EXERCISE AIM - What follows is a set of records, each of which is to be written out exactly.
───── STORED RECORDS
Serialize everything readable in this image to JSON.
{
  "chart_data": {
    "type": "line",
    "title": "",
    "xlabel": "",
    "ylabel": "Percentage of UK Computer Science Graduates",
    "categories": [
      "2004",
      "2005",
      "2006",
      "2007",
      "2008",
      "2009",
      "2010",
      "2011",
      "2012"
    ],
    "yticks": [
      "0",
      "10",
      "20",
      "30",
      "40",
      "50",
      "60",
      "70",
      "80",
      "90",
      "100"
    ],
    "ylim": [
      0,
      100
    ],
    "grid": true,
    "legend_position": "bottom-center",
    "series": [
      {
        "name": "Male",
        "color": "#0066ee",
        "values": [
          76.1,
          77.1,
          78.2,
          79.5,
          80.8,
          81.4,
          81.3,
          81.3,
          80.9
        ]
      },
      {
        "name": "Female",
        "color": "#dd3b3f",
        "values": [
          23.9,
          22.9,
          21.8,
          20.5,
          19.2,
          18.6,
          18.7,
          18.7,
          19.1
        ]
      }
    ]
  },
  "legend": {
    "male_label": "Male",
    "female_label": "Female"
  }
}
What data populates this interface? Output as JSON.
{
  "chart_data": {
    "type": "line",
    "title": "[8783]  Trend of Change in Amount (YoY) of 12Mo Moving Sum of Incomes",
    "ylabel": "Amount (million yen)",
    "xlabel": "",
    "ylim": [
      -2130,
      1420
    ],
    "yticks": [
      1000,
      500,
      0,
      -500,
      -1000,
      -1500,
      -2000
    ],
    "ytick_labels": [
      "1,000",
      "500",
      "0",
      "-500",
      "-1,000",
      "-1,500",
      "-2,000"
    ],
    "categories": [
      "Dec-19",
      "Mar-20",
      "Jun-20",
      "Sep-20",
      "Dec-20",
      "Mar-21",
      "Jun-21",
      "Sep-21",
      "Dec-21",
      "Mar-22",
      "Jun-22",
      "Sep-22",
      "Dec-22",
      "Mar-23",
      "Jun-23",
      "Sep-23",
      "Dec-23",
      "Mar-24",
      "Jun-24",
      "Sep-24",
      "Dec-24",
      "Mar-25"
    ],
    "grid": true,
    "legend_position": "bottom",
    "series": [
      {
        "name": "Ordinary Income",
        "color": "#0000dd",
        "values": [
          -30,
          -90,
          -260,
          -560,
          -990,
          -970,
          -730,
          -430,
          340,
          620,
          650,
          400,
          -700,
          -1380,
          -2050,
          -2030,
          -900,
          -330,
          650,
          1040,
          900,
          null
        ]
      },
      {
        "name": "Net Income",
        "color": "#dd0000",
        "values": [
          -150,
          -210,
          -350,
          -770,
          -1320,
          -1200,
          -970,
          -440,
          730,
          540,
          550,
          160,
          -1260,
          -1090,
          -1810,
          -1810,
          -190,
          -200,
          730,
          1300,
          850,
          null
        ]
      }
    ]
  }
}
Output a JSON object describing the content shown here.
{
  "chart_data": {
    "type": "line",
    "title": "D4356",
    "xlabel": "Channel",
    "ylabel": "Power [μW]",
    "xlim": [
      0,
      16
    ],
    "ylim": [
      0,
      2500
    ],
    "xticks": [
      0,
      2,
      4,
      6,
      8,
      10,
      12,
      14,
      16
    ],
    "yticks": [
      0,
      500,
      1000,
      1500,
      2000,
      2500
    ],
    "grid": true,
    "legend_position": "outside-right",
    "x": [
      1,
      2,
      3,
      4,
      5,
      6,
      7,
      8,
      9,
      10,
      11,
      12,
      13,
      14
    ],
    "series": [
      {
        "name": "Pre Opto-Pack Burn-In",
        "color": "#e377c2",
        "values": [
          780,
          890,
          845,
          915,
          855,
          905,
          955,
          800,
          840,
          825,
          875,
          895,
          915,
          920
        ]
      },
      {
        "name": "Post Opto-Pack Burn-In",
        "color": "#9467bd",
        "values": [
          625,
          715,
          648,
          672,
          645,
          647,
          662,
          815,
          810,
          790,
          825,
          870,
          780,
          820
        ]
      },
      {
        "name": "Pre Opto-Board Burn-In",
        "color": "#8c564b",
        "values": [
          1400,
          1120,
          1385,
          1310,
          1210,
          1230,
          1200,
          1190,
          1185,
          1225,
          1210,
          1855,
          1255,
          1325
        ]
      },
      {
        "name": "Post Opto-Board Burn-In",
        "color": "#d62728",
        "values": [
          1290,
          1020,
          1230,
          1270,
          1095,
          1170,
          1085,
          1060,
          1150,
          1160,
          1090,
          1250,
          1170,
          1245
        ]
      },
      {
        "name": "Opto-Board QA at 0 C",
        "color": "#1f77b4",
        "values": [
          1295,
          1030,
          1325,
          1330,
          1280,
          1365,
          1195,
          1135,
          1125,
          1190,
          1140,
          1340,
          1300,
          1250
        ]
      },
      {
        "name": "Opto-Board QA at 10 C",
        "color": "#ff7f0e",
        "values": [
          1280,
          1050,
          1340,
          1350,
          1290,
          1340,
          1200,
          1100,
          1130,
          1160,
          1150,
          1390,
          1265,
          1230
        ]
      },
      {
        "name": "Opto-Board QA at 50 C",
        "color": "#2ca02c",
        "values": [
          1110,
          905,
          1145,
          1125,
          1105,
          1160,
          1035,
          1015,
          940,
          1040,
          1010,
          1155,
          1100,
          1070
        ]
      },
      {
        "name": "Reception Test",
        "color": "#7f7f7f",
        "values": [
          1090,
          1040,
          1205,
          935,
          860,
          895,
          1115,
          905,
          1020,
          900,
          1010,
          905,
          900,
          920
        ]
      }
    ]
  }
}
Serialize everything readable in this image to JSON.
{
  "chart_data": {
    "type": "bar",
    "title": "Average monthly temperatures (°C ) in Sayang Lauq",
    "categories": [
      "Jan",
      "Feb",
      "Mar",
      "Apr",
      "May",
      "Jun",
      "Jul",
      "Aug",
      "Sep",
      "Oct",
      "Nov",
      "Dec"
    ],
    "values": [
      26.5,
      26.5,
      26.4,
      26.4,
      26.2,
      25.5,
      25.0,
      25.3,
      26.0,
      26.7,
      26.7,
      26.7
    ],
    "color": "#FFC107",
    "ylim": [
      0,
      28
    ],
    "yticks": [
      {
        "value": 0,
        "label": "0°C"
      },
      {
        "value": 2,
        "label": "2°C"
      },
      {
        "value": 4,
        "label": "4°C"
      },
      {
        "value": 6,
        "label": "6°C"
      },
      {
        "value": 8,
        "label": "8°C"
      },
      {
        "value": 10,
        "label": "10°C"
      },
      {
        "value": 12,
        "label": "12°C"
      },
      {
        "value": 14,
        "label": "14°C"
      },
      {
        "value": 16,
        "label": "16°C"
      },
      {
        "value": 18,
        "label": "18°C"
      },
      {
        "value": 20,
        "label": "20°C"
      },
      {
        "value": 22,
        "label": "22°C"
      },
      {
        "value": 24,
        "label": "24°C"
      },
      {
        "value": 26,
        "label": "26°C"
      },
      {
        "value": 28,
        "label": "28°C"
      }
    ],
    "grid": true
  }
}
──────────
WRITTEN RESPONSE -
Serialize everything readable in this image to JSON.
{
  "chart_data": {
    "type": "line",
    "title": "",
    "xlabel": "",
    "ylabel": "Percentage of UK Computer Science Graduates",
    "categories": [
      "2004",
      "2005",
      "2006",
      "2007",
      "2008",
      "2009",
      "2010",
      "2011",
      "2012"
    ],
    "yticks": [
      "0",
      "10",
      "20",
      "30",
      "40",
      "50",
      "60",
      "70",
      "80",
      "90",
      "100"
    ],
    "ylim": [
      0,
      100
    ],
    "grid": true,
    "legend_position": "bottom-center",
    "series": [
      {
        "name": "Male",
        "color": "#0066ee",
        "values": [
          76.1,
          77.1,
          78.2,
          79.5,
          80.8,
          81.4,
          81.3,
          81.3,
          80.9
        ]
      },
      {
        "name": "Female",
        "color": "#dd3b3f",
        "values": [
          23.9,
          22.9,
          21.8,
          20.5,
          19.2,
          18.6,
          18.7,
          18.7,
          19.1
        ]
      }
    ]
  },
  "legend": {
    "male_label": "Male",
    "female_label": "Female"
  }
}
What data populates this interface? Output as JSON.
{
  "chart_data": {
    "type": "line",
    "title": "[8783]  Trend of Change in Amount (YoY) of 12Mo Moving Sum of Incomes",
    "ylabel": "Amount (million yen)",
    "xlabel": "",
    "ylim": [
      -2130,
      1420
    ],
    "yticks": [
      1000,
      500,
      0,
      -500,
      -1000,
      -1500,
      -2000
    ],
    "ytick_labels": [
      "1,000",
      "500",
      "0",
      "-500",
      "-1,000",
      "-1,500",
      "-2,000"
    ],
    "categories": [
      "Dec-19",
      "Mar-20",
      "Jun-20",
      "Sep-20",
      "Dec-20",
      "Mar-21",
      "Jun-21",
      "Sep-21",
      "Dec-21",
      "Mar-22",
      "Jun-22",
      "Sep-22",
      "Dec-22",
      "Mar-23",
      "Jun-23",
      "Sep-23",
      "Dec-23",
      "Mar-24",
      "Jun-24",
      "Sep-24",
      "Dec-24",
      "Mar-25"
    ],
    "grid": true,
    "legend_position": "bottom",
    "series": [
      {
        "name": "Ordinary Income",
        "color": "#0000dd",
        "values": [
          -30,
          -90,
          -260,
          -560,
          -990,
          -970,
          -730,
          -430,
          340,
          620,
          650,
          400,
          -700,
          -1380,
          -2050,
          -2030,
          -900,
          -330,
          650,
          1040,
          900,
          null
        ]
      },
      {
        "name": "Net Income",
        "color": "#dd0000",
        "values": [
          -150,
          -210,
          -350,
          -770,
          -1320,
          -1200,
          -970,
          -440,
          730,
          540,
          550,
          160,
          -1260,
          -1090,
          -1810,
          -1810,
          -190,
          -200,
          730,
          1300,
          850,
          null
        ]
      }
    ]
  }
}
Output a JSON object describing the content shown here.
{
  "chart_data": {
    "type": "line",
    "title": "D4356",
    "xlabel": "Channel",
    "ylabel": "Power [μW]",
    "xlim": [
      0,
      16
    ],
    "ylim": [
      0,
      2500
    ],
    "xticks": [
      0,
      2,
      4,
      6,
      8,
      10,
      12,
      14,
      16
    ],
    "yticks": [
      0,
      500,
      1000,
      1500,
      2000,
      2500
    ],
    "grid": true,
    "legend_position": "outside-right",
    "x": [
      1,
      2,
      3,
      4,
      5,
      6,
      7,
      8,
      9,
      10,
      11,
      12,
      13,
      14
    ],
    "series": [
      {
        "name": "Pre Opto-Pack Burn-In",
        "color": "#e377c2",
        "values": [
          780,
          890,
          845,
          915,
          855,
          905,
          955,
          800,
          840,
          825,
          875,
          895,
          915,
          920
        ]
      },
      {
        "name": "Post Opto-Pack Burn-In",
        "color": "#9467bd",
        "values": [
          625,
          715,
          648,
          672,
          645,
          647,
          662,
          815,
          810,
          790,
          825,
          870,
          780,
          820
        ]
      },
      {
        "name": "Pre Opto-Board Burn-In",
        "color": "#8c564b",
        "values": [
          1400,
          1120,
          1385,
          1310,
          1210,
          1230,
          1200,
          1190,
          1185,
          1225,
          1210,
          1855,
          1255,
          1325
        ]
      },
      {
        "name": "Post Opto-Board Burn-In",
        "color": "#d62728",
        "values": [
          1290,
          1020,
          1230,
          1270,
          1095,
          1170,
          1085,
          1060,
          1150,
          1160,
          1090,
          1250,
          1170,
          1245
        ]
      },
      {
        "name": "Opto-Board QA at 0 C",
        "color": "#1f77b4",
        "values": [
          1295,
          1030,
          1325,
          1330,
          1280,
          1365,
          1195,
          1135,
          1125,
          1190,
          1140,
          1340,
          1300,
          1250
        ]
      },
      {
        "name": "Opto-Board QA at 10 C",
        "color": "#ff7f0e",
        "values": [
          1280,
          1050,
          1340,
          1350,
          1290,
          1340,
          1200,
          1100,
          1130,
          1160,
          1150,
          1390,
          1265,
          1230
        ]
      },
      {
        "name": "Opto-Board QA at 50 C",
        "color": "#2ca02c",
        "values": [
          1110,
          905,
          1145,
          1125,
          1105,
          1160,
          1035,
          1015,
          940,
          1040,
          1010,
          1155,
          1100,
          1070
        ]
      },
      {
        "name": "Reception Test",
        "color": "#7f7f7f",
        "values": [
          1090,
          1040,
          1205,
          935,
          860,
          895,
          1115,
          905,
          1020,
          900,
          1010,
          905,
          900,
          920
        ]
      }
    ]
  }
}
Serialize everything readable in this image to JSON.
{
  "chart_data": {
    "type": "bar",
    "title": "Average monthly temperatures (°C ) in Sayang Lauq",
    "categories": [
      "Jan",
      "Feb",
      "Mar",
      "Apr",
      "May",
      "Jun",
      "Jul",
      "Aug",
      "Sep",
      "Oct",
      "Nov",
      "Dec"
    ],
    "values": [
      26.5,
      26.5,
      26.4,
      26.4,
      26.2,
      25.5,
      25.0,
      25.3,
      26.0,
      26.7,
      26.7,
      26.7
    ],
    "color": "#FFC107",
    "ylim": [
      0,
      28
    ],
    "yticks": [
      {
        "value": 0,
        "label": "0°C"
      },
      {
        "value": 2,
        "label": "2°C"
      },
      {
        "value": 4,
        "label": "4°C"
      },
      {
        "value": 6,
        "label": "6°C"
      },
      {
        "value": 8,
        "label": "8°C"
      },
      {
        "value": 10,
        "label": "10°C"
      },
      {
        "value": 12,
        "label": "12°C"
      },
      {
        "value": 14,
        "label": "14°C"
      },
      {
        "value": 16,
        "label": "16°C"
      },
      {
        "value": 18,
        "label": "18°C"
      },
      {
        "value": 20,
        "label": "20°C"
      },
      {
        "value": 22,
        "label": "22°C"
      },
      {
        "value": 24,
        "label": "24°C"
      },
      {
        "value": 26,
        "label": "26°C"
      },
      {
        "value": 28,
        "label": "28°C"
      }
    ],
    "grid": true
  }
}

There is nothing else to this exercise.